--- begin ---

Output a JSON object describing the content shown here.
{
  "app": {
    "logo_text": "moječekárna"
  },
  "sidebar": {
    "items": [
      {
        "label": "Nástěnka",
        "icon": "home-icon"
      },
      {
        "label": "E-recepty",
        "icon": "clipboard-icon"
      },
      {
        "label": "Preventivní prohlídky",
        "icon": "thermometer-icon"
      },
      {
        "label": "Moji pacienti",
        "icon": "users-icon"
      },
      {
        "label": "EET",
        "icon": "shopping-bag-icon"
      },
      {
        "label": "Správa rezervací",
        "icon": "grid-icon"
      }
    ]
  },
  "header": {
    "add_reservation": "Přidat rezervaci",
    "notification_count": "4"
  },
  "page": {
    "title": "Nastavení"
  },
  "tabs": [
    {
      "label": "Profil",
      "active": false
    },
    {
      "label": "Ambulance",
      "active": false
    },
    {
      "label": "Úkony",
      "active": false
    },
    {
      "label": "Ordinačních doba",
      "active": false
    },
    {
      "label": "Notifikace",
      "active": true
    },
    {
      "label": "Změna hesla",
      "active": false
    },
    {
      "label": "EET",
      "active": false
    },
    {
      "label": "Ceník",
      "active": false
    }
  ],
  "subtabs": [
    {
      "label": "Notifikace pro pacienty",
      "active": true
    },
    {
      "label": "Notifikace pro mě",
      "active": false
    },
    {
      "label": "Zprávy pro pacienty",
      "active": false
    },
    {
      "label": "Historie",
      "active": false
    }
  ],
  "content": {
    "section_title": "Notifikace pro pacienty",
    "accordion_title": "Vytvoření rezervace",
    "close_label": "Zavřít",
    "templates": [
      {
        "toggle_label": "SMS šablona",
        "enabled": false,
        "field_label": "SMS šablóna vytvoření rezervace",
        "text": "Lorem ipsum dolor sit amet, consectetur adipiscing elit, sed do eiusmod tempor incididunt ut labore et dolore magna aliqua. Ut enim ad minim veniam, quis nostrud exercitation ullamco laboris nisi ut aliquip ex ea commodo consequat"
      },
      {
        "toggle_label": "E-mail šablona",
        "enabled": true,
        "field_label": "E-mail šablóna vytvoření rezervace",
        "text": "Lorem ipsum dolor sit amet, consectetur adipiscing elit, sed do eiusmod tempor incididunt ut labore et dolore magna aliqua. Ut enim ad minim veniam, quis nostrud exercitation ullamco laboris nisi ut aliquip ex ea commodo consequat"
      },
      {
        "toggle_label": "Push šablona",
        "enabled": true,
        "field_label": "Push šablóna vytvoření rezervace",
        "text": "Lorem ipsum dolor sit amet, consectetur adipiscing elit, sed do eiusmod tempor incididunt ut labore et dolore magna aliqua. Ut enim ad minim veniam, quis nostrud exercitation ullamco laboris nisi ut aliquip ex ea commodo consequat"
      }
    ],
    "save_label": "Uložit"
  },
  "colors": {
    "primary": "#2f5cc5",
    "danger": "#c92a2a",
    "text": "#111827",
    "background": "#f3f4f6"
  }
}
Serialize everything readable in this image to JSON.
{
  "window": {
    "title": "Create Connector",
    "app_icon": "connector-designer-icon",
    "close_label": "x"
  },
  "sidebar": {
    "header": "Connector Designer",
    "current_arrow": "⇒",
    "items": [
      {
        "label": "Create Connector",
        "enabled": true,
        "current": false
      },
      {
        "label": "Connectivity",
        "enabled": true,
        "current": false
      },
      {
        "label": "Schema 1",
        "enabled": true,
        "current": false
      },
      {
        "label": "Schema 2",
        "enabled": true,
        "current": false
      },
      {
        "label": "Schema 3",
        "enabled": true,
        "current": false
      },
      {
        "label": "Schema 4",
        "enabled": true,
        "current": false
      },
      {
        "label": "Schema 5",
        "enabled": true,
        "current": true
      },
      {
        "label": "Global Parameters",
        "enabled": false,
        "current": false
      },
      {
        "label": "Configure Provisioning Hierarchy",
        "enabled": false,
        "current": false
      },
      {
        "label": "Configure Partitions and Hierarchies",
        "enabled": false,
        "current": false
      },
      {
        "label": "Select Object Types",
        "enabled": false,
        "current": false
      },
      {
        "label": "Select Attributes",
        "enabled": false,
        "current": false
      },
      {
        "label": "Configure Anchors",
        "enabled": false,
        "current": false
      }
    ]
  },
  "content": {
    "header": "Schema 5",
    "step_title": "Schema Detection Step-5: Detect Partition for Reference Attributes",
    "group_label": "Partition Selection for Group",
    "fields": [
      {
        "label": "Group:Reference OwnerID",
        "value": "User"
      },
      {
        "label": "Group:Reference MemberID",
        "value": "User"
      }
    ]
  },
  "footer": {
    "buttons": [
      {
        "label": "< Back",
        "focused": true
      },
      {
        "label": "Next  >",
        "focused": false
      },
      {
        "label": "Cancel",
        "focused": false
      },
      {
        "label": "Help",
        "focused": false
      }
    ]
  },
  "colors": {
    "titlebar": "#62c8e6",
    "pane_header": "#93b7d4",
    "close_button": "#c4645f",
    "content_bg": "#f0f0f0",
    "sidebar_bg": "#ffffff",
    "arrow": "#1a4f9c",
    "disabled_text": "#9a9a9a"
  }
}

--- end ---

## REQUIRED WORK
Search the lines above for the string "icon", then show every one that has it.

## EXERCISE RESULT
        "icon": "home-icon"
        "icon": "clipboard-icon"
        "icon": "thermometer-icon"
        "icon": "users-icon"
        "icon": "shopping-bag-icon"
        "icon": "grid-icon"
    "app_icon": "connector-designer-icon",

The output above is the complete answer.